» **Trecho da página**:
—————

“Os filhos de Israel prantearam Moisés por trinta dias, nas campinas de Moabe; então, se cumpriram os dias do pranto no luto por Moisés.” (Js 6:17)
Ontem foi dia 11 de setembro e pouca gente se lembra dessa data, mas para familiares de quase três mil pessoas essa será sempre uma data de memória, por conta da dolorosa morte de seus entes queridos nos atentados terroristas ao World Trade Center, em Nova York (e no Pentágono).
Lembro-me de como se fosse ontem, era de manhã e a primeira notícia que vi foi de que um avião de pequeno porte havia acidentalmente se chocado contra uma das torres gêmeas; depois de alguns minutos, o mundo percebia de que era um atentado contra a vida de milhares de pessoas inocentes. Hoje, esse atentado já cai no esquecimento, muito embora a morte seja sempre algo que choque e não gostamos de falar sobre isso, embora, muitas vezes, seja preciso.

—————

» **Linhas fornecidas**:
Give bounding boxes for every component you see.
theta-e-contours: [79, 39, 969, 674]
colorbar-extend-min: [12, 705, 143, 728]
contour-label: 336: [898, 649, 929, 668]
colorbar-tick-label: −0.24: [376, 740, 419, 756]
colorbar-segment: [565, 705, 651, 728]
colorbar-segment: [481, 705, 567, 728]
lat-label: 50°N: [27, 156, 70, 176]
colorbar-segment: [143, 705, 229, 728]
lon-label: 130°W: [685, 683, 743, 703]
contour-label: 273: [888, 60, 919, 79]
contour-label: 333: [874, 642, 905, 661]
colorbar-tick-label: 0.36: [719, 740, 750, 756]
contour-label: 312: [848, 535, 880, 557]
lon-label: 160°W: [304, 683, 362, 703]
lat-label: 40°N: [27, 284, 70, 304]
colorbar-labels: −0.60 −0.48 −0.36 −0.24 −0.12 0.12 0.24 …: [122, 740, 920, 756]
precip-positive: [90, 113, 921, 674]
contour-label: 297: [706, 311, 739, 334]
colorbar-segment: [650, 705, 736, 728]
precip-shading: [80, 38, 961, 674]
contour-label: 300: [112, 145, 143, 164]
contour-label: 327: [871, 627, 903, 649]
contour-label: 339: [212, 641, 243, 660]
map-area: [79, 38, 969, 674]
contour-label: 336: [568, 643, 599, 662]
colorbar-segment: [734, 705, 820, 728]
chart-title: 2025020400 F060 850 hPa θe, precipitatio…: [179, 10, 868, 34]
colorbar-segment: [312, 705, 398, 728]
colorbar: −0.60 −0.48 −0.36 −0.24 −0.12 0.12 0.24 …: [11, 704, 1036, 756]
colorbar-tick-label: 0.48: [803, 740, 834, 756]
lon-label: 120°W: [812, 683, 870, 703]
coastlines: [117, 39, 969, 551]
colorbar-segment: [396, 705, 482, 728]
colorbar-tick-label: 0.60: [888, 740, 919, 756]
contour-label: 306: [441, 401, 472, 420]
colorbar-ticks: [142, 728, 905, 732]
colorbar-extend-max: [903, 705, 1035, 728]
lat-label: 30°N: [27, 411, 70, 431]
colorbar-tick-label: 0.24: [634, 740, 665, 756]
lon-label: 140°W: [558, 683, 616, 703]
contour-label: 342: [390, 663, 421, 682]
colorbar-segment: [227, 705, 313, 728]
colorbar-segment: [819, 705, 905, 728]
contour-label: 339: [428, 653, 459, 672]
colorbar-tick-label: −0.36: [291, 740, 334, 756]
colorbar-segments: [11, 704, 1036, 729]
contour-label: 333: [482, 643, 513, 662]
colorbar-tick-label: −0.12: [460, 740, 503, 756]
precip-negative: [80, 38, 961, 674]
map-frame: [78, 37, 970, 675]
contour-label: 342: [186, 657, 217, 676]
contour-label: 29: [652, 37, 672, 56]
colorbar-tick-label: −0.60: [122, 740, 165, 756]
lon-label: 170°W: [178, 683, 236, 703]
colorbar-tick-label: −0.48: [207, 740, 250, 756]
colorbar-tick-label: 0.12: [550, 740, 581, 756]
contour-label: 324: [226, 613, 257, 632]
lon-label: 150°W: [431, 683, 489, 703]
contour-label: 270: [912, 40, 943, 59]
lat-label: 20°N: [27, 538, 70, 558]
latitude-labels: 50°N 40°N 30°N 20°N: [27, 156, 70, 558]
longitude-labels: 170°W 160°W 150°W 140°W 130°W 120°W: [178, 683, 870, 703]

—————

» **Tarefa curta**: Dê sequência à reflexão sobre o luto e os atentados de 11 de setembro, começando logo depois da última frase apresentada.

» **Resultado do exercício**:
Há quinze dias atrás, eu estava no Rio de Janeiro, com meu pai e o chaver Sion, e era sexta-feira, estávamos empolgados com o final de semana que teriamos ali. Hospedados num hotel simples, fomos dormir cedo, e de repente, meia-noite toca o celular do meu pai. Acordamos assustados, Sion perguntando para mim o que havia ocorrido, enquanto meu pai conversava ao telefone. Uma angústia tomava conta de mim naquela hora; escutava meu pai falando sobre morte, ele também parecia não acreditar. Do outro lado da linha, minha mãe contando do falecimento de um Rosh de nossa kehilah. A partir de então nossa viagem ao Rio tinha perdido completamente a graça, já não fazia sentido mais, mas tinhamos compromissos a cumprir, e seguiram-se várias ligações e nossa madrugada de pesadelo parecia não ter fim.
Mas um Rosh tem que ser forte, tem que ter a cabeça fria, tomar atitudes com serenidade. Por providência divina, o Rosh Ezrah estava em Curitiba, e tudo foi encaminhado para ele ir atender ao funeral. (falo disso depois)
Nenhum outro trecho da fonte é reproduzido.